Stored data
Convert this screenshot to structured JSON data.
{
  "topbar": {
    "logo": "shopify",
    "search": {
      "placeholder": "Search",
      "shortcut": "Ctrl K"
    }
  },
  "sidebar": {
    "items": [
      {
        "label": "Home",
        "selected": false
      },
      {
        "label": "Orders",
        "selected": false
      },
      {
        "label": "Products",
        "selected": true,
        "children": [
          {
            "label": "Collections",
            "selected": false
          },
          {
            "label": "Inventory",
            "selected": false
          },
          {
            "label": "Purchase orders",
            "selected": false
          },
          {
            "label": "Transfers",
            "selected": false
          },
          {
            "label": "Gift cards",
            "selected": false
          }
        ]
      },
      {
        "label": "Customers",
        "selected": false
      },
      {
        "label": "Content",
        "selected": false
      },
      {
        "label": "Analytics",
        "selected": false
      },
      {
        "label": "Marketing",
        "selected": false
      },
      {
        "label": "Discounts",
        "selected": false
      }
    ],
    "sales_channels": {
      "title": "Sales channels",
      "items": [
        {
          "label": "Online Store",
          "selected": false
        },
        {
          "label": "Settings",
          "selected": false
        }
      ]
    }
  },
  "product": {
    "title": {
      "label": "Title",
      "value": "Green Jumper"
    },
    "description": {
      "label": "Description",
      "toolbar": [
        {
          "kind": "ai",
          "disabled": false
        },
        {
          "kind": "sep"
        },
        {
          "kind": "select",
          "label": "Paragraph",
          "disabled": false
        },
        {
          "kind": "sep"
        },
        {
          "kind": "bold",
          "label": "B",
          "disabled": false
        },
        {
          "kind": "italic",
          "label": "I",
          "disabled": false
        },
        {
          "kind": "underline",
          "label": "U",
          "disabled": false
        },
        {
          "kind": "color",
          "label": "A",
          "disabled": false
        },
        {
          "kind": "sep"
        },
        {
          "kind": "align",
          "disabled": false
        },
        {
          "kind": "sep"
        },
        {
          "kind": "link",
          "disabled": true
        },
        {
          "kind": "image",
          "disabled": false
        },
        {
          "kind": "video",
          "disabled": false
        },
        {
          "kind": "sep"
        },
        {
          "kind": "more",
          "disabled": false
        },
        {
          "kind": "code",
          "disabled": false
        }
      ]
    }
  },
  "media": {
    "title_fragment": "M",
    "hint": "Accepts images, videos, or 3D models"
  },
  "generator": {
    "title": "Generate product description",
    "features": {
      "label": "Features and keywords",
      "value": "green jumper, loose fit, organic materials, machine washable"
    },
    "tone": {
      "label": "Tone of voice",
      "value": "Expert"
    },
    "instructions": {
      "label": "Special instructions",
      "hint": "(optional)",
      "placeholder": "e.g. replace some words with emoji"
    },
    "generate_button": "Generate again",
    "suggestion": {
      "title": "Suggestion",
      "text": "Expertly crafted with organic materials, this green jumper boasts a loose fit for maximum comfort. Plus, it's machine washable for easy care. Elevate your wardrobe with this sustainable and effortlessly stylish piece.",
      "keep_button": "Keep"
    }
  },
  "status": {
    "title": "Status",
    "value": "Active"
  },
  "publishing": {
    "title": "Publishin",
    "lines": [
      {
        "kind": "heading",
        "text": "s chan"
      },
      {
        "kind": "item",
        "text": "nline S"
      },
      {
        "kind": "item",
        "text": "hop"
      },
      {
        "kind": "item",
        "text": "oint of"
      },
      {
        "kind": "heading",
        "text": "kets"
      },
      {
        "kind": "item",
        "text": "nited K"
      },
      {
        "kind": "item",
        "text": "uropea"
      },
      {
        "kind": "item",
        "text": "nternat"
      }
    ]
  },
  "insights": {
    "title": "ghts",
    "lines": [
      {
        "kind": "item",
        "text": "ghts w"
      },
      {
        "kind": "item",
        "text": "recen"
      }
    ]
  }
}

## Given request
Copy out every entry again, exactly as it was given.

## Written reply
Convert this screenshot to structured JSON data.
{
  "topbar": {
    "logo": "shopify",
    "search": {
      "placeholder": "Search",
      "shortcut": "Ctrl K"
    }
  },
  "sidebar": {
    "items": [
      {
        "label": "Home",
        "selected": false
      },
      {
        "label": "Orders",
        "selected": false
      },
      {
        "label": "Products",
        "selected": true,
        "children": [
          {
            "label": "Collections",
            "selected": false
          },
          {
            "label": "Inventory",
            "selected": false
          },
          {
            "label": "Purchase orders",
            "selected": false
          },
          {
            "label": "Transfers",
            "selected": false
          },
          {
            "label": "Gift cards",
            "selected": false
          }
        ]
      },
      {
        "label": "Customers",
        "selected": false
      },
      {
        "label": "Content",
        "selected": false
      },
      {
        "label": "Analytics",
        "selected": false
      },
      {
        "label": "Marketing",
        "selected": false
      },
      {
        "label": "Discounts",
        "selected": false
      }
    ],
    "sales_channels": {
      "title": "Sales channels",
      "items": [
        {
          "label": "Online Store",
          "selected": false
        },
        {
          "label": "Settings",
          "selected": false
        }
      ]
    }
  },
  "product": {
    "title": {
      "label": "Title",
      "value": "Green Jumper"
    },
    "description": {
      "label": "Description",
      "toolbar": [
        {
          "kind": "ai",
          "disabled": false
        },
        {
          "kind": "sep"
        },
        {
          "kind": "select",
          "label": "Paragraph",
          "disabled": false
        },
        {
          "kind": "sep"
        },
        {
          "kind": "bold",
          "label": "B",
          "disabled": false
        },
        {
          "kind": "italic",
          "label": "I",
          "disabled": false
        },
        {
          "kind": "underline",
          "label": "U",
          "disabled": false
        },
        {
          "kind": "color",
          "label": "A",
          "disabled": false
        },
        {
          "kind": "sep"
        },
        {
          "kind": "align",
          "disabled": false
        },
        {
          "kind": "sep"
        },
        {
          "kind": "link",
          "disabled": true
        },
        {
          "kind": "image",
          "disabled": false
        },
        {
          "kind": "video",
          "disabled": false
        },
        {
          "kind": "sep"
        },
        {
          "kind": "more",
          "disabled": false
        },
        {
          "kind": "code",
          "disabled": false
        }
      ]
    }
  },
  "media": {
    "title_fragment": "M",
    "hint": "Accepts images, videos, or 3D models"
  },
  "generator": {
    "title": "Generate product description",
    "features": {
      "label": "Features and keywords",
      "value": "green jumper, loose fit, organic materials, machine washable"
    },
    "tone": {
      "label": "Tone of voice",
      "value": "Expert"
    },
    "instructions": {
      "label": "Special instructions",
      "hint": "(optional)",
      "placeholder": "e.g. replace some words with emoji"
    },
    "generate_button": "Generate again",
    "suggestion": {
      "title": "Suggestion",
      "text": "Expertly crafted with organic materials, this green jumper boasts a loose fit for maximum comfort. Plus, it's machine washable for easy care. Elevate your wardrobe with this sustainable and effortlessly stylish piece.",
      "keep_button": "Keep"
    }
  },
  "status": {
    "title": "Status",
    "value": "Active"
  },
  "publishing": {
    "title": "Publishin",
    "lines": [
      {
        "kind": "heading",
        "text": "s chan"
      },
      {
        "kind": "item",
        "text": "nline S"
      },
      {
        "kind": "item",
        "text": "hop"
      },
      {
        "kind": "item",
        "text": "oint of"
      },
      {
        "kind": "heading",
        "text": "kets"
      },
      {
        "kind": "item",
        "text": "nited K"
      },
      {
        "kind": "item",
        "text": "uropea"
      },
      {
        "kind": "item",
        "text": "nternat"
      }
    ]
  },
  "insights": {
    "title": "ghts",
    "lines": [
      {
        "kind": "item",
        "text": "ghts w"
      },
      {
        "kind": "item",
        "text": "recen"
      }
    ]
  }
}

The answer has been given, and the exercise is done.